▶ _WORK TO COMPLETE_: Copy each line below that includes "selama".

▶ _ENTRIES PROVIDED_:

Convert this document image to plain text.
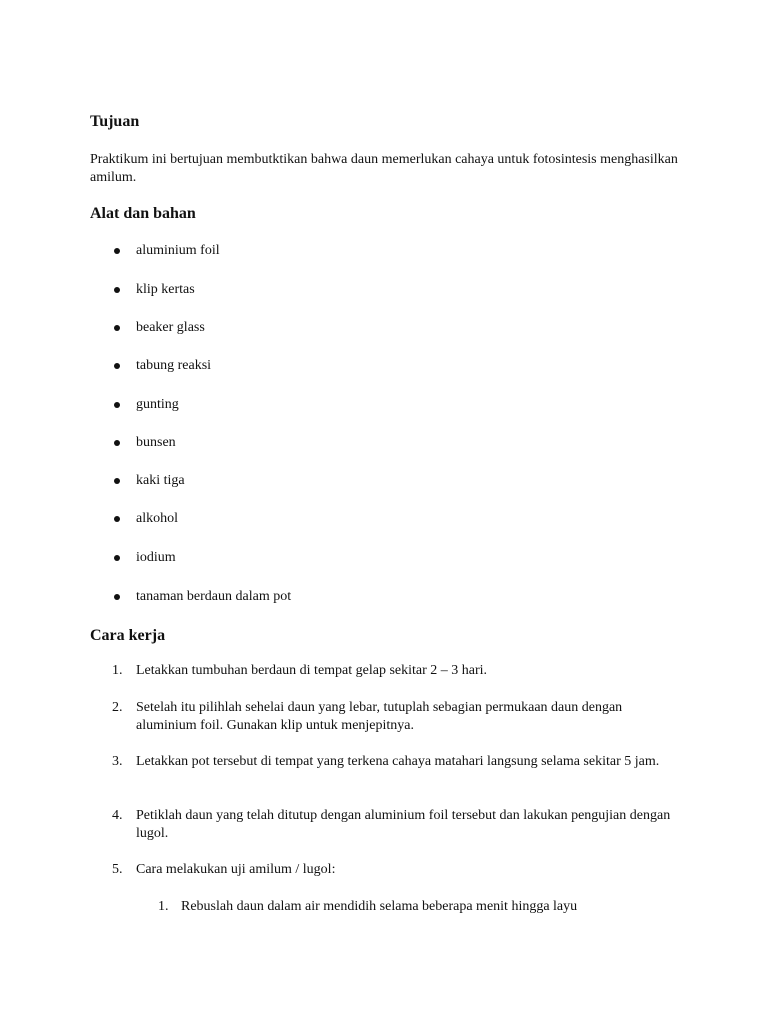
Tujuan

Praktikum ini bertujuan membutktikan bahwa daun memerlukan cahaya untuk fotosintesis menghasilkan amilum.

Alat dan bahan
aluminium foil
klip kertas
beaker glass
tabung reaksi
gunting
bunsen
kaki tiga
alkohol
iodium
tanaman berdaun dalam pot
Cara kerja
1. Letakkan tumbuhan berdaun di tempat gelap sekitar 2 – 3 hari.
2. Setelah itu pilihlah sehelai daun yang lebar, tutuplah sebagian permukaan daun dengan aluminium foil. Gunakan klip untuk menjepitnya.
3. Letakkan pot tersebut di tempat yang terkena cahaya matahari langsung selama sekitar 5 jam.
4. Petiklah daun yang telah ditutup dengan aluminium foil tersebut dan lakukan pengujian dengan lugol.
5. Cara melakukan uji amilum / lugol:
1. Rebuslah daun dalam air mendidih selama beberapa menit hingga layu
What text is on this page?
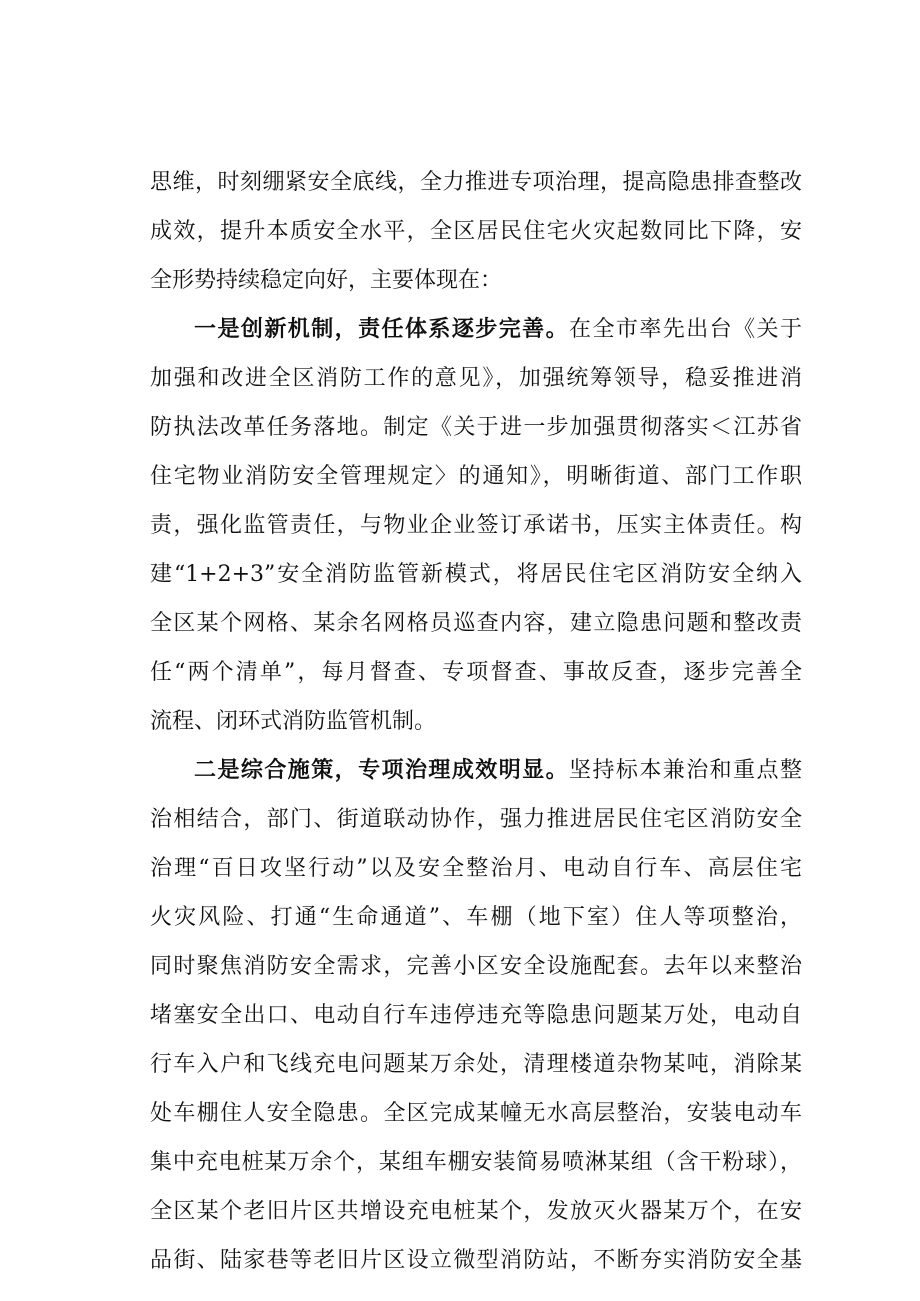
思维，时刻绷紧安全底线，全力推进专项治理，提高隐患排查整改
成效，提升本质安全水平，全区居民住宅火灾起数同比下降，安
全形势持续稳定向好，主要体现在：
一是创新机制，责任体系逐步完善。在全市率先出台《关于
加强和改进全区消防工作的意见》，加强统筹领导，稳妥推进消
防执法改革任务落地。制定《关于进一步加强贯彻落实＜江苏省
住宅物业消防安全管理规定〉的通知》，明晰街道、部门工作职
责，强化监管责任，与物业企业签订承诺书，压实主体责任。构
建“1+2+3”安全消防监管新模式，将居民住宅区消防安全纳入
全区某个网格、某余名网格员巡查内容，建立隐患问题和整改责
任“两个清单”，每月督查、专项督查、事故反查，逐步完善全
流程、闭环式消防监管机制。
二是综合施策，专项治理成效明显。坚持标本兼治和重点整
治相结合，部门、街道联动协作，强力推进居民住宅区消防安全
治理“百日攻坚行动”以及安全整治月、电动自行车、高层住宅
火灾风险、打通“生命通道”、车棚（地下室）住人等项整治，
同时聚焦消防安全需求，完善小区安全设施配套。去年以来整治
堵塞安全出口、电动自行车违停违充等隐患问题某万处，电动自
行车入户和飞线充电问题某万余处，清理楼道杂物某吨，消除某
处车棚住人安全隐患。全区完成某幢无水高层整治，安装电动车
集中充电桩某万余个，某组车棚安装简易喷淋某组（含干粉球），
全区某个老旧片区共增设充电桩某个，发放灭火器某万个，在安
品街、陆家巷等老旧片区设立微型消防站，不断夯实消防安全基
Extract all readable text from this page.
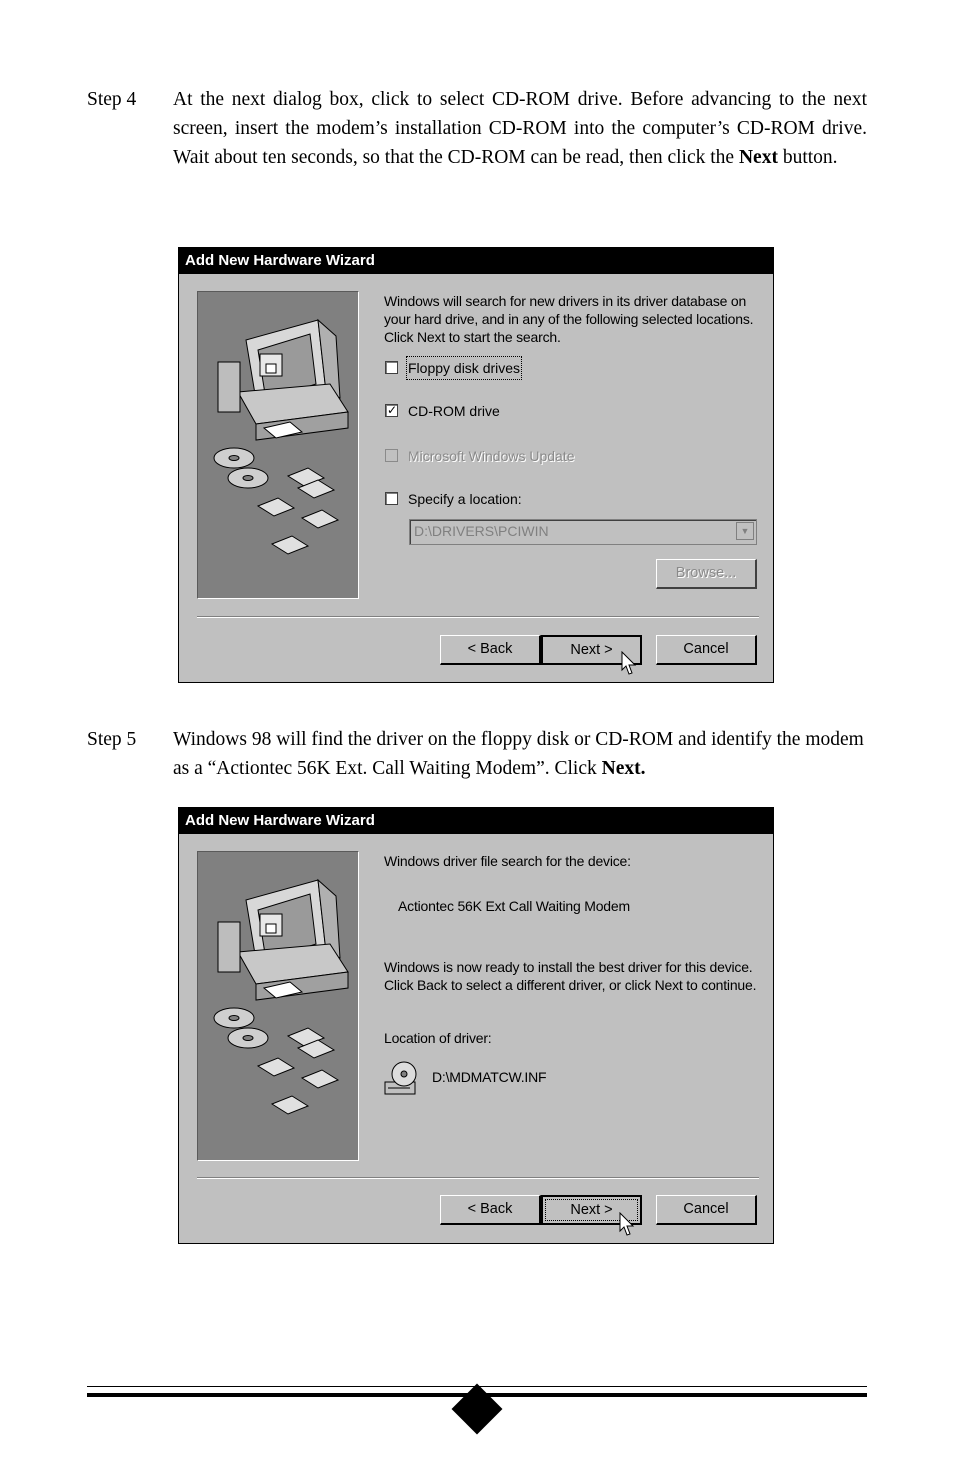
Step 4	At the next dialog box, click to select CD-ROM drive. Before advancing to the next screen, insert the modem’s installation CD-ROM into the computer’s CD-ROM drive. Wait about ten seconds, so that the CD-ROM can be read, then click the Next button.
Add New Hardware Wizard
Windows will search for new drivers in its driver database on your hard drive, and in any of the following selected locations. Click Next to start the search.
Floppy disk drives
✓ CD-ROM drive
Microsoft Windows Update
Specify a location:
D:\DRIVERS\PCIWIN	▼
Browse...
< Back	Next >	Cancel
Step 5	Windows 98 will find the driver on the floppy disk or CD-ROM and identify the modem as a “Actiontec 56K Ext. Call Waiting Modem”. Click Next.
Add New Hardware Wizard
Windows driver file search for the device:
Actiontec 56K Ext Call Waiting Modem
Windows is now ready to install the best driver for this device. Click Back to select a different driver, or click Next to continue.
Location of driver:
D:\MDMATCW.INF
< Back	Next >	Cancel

▶ _SOLVED PROBLEM_:
3. Letakkan pot tersebut di tempat yang terkena cahaya matahari langsung selama sekitar 5 jam.
1. Rebuslah daun dalam air mendidih selama beberapa menit hingga layu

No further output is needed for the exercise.